Of all the lines in the records below, how many hold the word "esophageal"? Give the number alone.

Data excerpts:
┄┄┄┄┄┄┄┄┄┄┄┄┄┄┄┄┄┄┄┄
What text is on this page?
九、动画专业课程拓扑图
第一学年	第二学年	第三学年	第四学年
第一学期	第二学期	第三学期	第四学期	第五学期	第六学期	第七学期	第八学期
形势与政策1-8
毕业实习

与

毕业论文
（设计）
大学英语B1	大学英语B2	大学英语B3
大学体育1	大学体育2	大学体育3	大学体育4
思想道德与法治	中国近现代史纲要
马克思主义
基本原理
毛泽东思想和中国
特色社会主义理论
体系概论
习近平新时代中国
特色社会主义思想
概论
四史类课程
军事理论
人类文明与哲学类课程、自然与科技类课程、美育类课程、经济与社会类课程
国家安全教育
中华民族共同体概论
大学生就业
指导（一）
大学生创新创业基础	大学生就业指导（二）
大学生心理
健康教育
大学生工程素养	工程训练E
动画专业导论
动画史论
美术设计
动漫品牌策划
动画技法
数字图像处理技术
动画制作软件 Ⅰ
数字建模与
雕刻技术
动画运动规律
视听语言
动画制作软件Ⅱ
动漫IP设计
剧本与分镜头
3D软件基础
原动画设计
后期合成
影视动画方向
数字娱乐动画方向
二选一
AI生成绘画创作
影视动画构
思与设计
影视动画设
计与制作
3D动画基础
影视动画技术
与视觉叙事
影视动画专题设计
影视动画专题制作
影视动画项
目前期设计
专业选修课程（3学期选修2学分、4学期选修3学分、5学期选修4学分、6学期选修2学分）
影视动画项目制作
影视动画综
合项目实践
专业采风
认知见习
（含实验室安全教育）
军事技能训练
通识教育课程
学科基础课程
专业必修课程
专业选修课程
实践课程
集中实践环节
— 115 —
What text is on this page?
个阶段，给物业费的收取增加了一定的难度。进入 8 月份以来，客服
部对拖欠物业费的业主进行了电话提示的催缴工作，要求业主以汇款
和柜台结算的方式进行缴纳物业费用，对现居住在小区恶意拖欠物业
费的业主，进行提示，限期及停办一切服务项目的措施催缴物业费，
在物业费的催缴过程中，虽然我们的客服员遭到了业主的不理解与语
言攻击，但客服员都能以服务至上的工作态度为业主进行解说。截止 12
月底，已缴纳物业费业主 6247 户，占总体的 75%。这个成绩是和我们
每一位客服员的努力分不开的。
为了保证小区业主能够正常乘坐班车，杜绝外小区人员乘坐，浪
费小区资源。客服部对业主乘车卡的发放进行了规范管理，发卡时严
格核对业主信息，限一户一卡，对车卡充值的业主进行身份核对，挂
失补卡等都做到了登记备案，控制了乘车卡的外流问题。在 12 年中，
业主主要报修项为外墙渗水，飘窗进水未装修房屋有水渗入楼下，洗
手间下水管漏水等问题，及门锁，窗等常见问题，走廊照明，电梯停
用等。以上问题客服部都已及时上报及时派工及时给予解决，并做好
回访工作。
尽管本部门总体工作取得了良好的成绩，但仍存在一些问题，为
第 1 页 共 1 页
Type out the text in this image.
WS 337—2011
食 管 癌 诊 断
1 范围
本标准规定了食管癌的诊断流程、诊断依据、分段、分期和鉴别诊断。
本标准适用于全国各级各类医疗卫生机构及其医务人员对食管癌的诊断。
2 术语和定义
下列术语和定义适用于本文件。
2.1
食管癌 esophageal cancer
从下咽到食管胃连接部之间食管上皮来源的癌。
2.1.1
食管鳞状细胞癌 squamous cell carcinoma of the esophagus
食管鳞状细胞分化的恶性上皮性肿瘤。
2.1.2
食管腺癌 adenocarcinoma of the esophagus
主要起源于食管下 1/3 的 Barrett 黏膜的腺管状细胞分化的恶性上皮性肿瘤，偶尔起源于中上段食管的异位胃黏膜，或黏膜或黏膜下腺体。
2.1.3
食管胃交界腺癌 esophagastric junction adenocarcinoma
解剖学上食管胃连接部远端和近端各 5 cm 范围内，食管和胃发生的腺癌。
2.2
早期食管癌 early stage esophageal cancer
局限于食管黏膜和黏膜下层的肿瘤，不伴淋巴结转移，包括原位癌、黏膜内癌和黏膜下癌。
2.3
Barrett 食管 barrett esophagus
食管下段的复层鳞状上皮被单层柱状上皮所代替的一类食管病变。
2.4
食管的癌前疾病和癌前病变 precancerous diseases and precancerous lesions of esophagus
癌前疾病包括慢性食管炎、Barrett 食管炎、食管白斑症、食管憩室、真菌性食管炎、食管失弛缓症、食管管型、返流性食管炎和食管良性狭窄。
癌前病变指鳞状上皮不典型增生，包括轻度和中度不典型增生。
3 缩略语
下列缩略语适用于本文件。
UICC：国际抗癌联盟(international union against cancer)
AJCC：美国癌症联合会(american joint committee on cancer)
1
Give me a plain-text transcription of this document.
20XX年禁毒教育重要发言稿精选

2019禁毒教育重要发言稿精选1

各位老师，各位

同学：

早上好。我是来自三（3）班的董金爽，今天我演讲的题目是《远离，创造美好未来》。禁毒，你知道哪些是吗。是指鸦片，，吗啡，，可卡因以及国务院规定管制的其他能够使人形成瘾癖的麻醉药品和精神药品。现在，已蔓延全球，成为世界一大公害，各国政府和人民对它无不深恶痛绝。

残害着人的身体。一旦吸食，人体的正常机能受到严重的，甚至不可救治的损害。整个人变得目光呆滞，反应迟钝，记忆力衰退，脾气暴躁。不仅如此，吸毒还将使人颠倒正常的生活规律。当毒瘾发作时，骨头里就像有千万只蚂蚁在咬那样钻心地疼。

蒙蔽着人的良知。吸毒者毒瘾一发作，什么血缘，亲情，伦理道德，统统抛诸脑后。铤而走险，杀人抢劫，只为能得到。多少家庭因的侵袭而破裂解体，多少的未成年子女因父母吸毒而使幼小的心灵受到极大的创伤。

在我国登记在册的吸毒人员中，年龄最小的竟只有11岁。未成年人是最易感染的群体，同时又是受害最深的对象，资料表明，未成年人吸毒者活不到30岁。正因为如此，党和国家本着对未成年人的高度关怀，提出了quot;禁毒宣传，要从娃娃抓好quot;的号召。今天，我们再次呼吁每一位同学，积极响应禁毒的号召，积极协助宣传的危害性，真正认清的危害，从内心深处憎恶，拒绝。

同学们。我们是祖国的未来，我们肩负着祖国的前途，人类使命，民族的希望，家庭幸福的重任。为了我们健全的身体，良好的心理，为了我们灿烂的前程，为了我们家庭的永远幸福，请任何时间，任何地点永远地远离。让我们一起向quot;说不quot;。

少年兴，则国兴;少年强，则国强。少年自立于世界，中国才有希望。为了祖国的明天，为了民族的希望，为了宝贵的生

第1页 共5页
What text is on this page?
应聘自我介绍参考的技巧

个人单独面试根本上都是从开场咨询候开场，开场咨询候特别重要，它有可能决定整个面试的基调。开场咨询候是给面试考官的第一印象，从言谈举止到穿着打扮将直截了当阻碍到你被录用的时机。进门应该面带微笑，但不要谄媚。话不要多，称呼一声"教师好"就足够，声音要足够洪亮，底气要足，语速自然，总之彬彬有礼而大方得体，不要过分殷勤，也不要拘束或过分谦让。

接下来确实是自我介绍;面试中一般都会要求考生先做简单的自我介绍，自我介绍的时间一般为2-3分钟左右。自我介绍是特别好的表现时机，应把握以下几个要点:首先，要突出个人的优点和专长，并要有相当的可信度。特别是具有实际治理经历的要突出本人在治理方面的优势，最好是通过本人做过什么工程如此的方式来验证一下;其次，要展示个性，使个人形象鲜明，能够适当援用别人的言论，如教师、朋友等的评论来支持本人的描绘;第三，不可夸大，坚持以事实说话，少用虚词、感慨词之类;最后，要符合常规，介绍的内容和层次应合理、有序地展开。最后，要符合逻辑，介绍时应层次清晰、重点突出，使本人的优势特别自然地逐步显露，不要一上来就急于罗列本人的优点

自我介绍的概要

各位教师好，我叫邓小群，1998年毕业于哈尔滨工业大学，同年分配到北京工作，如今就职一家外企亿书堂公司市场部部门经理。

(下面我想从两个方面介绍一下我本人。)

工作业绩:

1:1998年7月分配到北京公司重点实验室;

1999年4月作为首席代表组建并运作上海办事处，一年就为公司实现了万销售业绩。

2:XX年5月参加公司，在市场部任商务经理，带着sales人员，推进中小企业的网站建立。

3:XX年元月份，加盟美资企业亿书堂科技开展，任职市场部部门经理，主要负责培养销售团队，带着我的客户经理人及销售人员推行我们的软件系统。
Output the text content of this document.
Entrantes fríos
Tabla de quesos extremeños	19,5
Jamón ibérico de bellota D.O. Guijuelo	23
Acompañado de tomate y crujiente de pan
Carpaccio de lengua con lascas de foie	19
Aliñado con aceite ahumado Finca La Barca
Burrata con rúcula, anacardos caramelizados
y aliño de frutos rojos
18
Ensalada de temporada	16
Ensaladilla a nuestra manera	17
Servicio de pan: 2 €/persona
┄┄┄┄┄┄┄┄┄┄┄┄┄┄┄┄┄┄┄┄
Expected answer:
2